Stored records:
-*-*-

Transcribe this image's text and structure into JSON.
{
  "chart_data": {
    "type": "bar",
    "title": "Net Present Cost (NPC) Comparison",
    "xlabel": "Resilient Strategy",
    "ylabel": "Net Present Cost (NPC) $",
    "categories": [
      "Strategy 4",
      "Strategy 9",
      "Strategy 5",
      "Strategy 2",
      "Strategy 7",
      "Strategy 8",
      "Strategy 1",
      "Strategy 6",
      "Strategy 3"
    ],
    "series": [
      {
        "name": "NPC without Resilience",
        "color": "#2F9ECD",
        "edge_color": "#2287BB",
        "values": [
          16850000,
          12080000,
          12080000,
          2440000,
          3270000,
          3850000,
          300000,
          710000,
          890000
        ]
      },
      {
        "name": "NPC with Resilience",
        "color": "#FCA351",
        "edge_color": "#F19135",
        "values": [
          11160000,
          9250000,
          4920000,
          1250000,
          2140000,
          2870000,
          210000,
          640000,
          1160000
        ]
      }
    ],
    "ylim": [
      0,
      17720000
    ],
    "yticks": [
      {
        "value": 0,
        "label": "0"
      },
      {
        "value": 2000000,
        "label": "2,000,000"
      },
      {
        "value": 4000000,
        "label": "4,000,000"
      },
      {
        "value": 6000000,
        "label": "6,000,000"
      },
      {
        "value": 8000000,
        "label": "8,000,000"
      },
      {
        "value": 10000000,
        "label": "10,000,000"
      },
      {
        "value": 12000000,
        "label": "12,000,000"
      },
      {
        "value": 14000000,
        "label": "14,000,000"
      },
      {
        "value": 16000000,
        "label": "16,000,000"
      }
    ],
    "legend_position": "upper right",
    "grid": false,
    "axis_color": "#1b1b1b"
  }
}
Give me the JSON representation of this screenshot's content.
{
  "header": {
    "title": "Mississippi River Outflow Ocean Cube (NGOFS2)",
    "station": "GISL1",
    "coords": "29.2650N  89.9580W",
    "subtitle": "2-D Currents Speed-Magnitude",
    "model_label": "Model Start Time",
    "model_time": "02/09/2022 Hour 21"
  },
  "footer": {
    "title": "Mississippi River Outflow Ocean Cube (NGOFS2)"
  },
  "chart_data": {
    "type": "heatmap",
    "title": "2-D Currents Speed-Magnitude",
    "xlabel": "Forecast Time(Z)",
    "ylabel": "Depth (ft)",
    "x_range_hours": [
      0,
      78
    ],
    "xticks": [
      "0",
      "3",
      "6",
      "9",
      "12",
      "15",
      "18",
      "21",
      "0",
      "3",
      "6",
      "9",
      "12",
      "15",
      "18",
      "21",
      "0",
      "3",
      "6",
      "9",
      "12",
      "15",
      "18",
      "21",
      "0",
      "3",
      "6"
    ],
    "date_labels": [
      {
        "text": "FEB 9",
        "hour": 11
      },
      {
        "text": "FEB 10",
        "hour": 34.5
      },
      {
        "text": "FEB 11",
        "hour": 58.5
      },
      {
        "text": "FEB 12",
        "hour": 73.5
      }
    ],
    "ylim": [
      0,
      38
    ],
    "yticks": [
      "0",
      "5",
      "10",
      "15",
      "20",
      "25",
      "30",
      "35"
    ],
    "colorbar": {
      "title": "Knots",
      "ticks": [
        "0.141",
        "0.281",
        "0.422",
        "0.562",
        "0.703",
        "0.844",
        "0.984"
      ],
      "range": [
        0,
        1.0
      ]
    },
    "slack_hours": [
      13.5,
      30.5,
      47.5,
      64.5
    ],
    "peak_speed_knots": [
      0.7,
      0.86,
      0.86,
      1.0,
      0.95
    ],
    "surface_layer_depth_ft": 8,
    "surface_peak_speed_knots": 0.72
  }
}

-*-*-

What the task requires:
Tally the lines of the listing above that include the word "Ocean". Answer with the number alone.

Completed exercise:
2